= PROVIDED RECORDS =
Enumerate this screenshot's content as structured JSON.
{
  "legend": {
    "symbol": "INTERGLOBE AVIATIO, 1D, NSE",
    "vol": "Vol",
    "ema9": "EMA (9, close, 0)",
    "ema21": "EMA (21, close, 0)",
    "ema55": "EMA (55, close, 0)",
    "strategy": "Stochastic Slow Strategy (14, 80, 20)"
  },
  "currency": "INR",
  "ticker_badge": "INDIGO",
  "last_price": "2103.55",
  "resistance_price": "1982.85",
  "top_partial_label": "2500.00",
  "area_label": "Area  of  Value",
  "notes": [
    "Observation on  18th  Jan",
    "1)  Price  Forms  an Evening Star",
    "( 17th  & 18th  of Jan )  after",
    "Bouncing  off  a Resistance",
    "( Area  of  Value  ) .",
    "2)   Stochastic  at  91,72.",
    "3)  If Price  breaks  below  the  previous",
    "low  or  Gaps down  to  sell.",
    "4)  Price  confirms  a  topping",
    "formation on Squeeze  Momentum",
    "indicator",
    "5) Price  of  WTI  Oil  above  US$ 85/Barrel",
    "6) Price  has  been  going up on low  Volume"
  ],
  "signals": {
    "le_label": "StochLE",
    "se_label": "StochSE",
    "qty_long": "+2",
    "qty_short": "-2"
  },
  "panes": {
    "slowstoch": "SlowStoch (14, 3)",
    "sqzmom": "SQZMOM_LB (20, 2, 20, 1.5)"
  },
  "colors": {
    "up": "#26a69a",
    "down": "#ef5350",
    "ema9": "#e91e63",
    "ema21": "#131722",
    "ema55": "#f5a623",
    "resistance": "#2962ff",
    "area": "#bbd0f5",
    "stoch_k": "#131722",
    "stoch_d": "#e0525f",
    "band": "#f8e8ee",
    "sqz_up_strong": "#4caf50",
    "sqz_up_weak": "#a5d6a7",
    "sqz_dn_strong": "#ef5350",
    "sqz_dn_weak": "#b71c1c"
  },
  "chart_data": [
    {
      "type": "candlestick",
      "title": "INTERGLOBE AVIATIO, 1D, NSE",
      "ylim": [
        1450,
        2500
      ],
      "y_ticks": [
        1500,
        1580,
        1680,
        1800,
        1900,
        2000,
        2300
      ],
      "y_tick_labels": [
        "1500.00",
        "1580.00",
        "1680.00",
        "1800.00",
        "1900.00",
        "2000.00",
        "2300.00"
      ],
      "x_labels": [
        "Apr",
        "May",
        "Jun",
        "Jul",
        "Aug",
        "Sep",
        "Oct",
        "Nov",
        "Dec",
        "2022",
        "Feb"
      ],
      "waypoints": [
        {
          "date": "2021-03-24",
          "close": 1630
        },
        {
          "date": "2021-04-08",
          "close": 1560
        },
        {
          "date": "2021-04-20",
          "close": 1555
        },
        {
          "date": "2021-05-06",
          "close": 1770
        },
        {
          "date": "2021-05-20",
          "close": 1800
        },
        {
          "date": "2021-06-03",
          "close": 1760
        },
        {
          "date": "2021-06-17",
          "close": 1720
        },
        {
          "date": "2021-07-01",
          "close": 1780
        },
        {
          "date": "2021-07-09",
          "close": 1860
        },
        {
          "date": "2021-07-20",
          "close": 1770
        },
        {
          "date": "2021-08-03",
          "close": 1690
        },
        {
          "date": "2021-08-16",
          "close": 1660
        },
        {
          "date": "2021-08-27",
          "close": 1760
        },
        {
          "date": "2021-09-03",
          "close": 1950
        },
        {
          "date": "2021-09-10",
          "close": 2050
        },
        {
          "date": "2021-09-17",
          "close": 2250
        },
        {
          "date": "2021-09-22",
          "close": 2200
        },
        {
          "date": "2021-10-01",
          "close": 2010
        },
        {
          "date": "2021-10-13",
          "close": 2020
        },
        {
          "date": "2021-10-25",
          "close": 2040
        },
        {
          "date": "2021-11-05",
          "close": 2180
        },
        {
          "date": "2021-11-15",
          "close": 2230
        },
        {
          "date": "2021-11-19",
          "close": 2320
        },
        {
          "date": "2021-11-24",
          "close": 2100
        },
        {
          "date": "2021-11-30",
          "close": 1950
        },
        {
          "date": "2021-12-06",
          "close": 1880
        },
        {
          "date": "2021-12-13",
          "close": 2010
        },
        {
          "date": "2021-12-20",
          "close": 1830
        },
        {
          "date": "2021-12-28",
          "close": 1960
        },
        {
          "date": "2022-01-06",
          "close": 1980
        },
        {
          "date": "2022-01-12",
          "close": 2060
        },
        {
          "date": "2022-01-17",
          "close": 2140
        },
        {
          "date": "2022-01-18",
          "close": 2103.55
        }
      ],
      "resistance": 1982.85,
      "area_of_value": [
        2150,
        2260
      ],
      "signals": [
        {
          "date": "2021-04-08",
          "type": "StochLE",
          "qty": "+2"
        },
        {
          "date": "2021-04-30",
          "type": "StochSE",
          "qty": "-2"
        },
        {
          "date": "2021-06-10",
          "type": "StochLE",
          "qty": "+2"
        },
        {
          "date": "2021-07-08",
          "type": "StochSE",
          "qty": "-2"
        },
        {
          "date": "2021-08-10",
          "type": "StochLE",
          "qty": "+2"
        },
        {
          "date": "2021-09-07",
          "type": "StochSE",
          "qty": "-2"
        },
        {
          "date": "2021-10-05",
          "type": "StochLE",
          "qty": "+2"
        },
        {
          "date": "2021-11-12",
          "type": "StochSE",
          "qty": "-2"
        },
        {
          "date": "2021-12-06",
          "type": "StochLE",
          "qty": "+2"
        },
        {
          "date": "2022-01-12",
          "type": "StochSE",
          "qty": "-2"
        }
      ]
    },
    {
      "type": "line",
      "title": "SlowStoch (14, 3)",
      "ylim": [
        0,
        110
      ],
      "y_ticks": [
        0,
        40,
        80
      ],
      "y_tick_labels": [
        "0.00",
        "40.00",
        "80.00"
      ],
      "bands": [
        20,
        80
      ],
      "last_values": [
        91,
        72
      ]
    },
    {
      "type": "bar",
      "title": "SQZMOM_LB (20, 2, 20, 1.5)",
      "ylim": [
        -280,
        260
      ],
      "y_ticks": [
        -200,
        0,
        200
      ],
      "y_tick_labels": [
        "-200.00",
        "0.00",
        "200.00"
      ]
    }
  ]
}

= PROMPT =
Select and copy every line of the listing with the word "title".

= EXPECTED OUTPUT =
      "title": "INTERGLOBE AVIATIO, 1D, NSE",
      "title": "SlowStoch (14, 3)",
      "title": "SQZMOM_LB (20, 2, 20, 1.5)",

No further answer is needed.